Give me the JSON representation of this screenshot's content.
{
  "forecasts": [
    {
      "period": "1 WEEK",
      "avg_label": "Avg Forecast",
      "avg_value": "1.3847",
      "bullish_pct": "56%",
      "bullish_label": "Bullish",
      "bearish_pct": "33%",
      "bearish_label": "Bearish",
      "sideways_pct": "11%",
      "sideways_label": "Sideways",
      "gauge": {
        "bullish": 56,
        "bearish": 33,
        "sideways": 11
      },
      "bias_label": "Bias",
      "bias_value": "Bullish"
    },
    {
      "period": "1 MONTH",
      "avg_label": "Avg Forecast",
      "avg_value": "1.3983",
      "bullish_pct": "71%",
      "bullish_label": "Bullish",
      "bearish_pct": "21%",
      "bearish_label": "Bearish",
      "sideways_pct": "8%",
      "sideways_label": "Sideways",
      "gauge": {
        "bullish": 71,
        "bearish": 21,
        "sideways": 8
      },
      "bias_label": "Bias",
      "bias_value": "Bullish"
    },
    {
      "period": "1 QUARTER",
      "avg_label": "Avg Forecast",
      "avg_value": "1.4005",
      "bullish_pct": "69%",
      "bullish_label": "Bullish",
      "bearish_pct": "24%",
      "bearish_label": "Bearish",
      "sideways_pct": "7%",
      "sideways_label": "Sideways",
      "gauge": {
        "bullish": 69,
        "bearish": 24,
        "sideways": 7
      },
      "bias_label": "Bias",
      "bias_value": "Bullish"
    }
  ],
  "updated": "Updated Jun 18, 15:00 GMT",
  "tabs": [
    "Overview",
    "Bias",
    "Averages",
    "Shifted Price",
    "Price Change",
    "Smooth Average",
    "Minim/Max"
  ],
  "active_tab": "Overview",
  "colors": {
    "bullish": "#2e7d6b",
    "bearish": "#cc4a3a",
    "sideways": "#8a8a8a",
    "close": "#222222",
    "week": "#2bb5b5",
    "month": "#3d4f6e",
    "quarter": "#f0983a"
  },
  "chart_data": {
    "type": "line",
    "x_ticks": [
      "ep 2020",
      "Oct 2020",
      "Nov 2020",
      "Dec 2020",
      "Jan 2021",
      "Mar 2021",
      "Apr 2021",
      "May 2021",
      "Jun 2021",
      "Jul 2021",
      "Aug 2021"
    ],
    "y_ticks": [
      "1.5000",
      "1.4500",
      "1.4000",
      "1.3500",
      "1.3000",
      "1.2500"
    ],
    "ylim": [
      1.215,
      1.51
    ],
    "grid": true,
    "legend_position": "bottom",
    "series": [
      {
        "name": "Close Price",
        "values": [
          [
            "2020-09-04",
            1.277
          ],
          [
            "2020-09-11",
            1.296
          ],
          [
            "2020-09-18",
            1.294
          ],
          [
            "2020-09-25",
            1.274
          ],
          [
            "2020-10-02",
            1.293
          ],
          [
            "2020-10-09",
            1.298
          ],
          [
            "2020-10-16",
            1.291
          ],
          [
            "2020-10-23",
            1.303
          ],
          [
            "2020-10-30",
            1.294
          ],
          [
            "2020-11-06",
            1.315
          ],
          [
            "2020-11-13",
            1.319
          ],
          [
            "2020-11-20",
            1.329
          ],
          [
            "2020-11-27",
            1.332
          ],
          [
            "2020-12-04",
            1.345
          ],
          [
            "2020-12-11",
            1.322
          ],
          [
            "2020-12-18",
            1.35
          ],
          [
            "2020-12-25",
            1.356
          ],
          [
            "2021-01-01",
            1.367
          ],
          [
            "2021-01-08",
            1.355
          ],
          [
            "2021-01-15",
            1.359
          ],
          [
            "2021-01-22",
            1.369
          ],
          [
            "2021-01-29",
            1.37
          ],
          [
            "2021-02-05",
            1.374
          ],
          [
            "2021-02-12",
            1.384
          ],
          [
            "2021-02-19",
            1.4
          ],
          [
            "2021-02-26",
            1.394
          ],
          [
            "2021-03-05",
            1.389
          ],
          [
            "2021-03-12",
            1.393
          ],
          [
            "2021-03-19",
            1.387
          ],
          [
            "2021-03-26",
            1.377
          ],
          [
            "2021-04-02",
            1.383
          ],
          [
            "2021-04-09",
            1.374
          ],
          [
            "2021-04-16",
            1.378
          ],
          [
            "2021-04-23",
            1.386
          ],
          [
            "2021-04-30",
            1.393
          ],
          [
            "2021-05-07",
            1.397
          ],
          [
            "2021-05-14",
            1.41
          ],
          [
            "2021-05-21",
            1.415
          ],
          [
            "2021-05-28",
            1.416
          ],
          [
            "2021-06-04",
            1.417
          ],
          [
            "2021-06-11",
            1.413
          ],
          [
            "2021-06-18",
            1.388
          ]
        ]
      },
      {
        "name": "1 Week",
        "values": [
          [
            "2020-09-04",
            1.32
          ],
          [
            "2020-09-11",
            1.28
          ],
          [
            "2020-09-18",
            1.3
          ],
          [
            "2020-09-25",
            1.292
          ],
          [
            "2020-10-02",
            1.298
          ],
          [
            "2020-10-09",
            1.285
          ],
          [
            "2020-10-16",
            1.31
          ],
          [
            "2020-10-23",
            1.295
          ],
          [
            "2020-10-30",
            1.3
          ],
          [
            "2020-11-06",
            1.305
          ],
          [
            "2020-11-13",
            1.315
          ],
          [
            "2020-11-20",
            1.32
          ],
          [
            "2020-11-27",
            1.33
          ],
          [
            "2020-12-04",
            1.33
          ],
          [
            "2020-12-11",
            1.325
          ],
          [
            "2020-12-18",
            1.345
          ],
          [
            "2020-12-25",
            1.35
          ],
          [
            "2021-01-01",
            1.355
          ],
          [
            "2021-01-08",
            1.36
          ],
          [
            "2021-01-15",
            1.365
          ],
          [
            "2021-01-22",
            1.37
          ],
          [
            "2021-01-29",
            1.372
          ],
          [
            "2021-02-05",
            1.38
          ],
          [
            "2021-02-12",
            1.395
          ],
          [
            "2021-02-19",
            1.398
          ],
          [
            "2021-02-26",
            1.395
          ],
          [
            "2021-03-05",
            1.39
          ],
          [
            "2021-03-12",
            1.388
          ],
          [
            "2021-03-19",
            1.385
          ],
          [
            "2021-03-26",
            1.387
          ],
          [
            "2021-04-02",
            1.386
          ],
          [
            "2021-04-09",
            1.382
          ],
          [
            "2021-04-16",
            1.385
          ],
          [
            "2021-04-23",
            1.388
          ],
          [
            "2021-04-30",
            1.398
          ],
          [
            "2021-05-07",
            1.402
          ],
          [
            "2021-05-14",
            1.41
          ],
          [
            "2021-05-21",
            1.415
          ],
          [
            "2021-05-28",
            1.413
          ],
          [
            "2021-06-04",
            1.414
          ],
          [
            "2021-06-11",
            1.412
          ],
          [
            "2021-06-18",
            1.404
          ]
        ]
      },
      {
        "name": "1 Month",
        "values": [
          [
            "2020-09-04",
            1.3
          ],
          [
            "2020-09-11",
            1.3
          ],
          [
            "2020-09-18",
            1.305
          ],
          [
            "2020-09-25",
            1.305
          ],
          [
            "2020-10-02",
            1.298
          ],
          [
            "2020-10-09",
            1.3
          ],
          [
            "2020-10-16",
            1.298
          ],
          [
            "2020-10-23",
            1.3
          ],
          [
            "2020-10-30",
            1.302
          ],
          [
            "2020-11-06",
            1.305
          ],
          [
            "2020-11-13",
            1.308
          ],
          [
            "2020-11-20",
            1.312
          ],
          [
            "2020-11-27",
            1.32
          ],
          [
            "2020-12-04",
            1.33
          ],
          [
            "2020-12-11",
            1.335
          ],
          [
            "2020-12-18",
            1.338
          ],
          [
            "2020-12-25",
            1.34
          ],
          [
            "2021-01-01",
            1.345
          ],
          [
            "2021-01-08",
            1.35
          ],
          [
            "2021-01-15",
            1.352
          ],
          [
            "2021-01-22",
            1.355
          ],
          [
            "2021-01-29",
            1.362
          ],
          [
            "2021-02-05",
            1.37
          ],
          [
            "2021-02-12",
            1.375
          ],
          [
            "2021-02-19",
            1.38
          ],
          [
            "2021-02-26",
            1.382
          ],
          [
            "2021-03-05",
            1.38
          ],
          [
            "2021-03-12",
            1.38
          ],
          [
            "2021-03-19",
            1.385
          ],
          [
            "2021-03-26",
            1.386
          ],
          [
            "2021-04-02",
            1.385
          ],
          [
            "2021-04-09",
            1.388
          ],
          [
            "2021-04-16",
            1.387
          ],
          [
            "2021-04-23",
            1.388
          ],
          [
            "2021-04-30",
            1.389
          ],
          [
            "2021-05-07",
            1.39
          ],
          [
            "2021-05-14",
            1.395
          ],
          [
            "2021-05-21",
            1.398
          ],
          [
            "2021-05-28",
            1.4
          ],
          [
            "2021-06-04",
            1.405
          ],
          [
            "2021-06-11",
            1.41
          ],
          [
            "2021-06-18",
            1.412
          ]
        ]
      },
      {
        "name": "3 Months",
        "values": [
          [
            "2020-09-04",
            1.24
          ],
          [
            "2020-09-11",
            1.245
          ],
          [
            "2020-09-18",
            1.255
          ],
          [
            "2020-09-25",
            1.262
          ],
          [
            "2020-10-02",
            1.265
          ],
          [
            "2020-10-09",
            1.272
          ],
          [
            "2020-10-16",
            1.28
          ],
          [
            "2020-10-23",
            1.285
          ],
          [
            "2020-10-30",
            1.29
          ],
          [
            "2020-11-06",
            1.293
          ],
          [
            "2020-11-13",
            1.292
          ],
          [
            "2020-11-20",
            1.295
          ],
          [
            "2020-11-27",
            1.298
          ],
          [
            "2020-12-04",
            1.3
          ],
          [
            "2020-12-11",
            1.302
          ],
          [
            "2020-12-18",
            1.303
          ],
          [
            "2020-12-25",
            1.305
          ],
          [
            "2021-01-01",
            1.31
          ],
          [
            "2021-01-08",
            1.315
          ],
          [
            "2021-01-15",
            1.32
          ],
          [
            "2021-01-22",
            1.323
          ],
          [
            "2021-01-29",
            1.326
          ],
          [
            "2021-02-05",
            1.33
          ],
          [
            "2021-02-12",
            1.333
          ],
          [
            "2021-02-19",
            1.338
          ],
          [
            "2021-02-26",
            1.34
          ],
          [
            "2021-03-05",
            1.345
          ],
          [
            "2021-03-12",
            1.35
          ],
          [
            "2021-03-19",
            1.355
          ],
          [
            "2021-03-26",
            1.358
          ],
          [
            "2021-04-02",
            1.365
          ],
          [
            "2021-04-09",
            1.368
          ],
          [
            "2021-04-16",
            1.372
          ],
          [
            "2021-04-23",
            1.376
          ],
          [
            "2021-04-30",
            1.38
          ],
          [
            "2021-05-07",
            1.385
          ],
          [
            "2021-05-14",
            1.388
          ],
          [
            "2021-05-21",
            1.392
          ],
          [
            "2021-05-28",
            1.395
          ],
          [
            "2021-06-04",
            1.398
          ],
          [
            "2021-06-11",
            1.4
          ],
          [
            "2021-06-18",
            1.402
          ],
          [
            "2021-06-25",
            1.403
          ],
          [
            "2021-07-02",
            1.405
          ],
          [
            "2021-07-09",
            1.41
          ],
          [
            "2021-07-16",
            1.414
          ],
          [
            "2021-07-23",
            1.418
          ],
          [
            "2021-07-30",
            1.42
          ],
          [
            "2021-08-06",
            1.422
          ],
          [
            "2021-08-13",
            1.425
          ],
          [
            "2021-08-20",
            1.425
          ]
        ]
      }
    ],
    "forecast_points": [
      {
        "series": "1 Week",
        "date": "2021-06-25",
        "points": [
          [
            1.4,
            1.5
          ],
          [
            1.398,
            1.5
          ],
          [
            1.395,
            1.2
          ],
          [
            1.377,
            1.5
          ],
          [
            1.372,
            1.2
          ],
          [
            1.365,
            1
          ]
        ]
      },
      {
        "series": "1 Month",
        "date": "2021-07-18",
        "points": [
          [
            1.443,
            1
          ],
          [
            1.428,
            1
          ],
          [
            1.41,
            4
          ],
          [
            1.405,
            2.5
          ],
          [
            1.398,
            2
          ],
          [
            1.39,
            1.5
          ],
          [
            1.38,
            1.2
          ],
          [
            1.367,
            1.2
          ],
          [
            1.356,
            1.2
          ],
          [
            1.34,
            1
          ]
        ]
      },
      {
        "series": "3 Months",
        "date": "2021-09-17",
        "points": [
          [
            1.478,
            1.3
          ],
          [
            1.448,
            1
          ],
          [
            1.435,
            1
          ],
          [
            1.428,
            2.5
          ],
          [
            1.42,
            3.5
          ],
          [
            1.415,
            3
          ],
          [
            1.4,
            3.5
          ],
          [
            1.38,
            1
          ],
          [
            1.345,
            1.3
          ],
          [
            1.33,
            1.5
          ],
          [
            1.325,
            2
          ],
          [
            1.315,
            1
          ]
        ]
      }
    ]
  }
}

▶ _YOUR INSTRUCTIONS_
Tally the lines of the listing that include "period". Reply with nothing but the count.

▶ _RESULT OF THE TASK_
3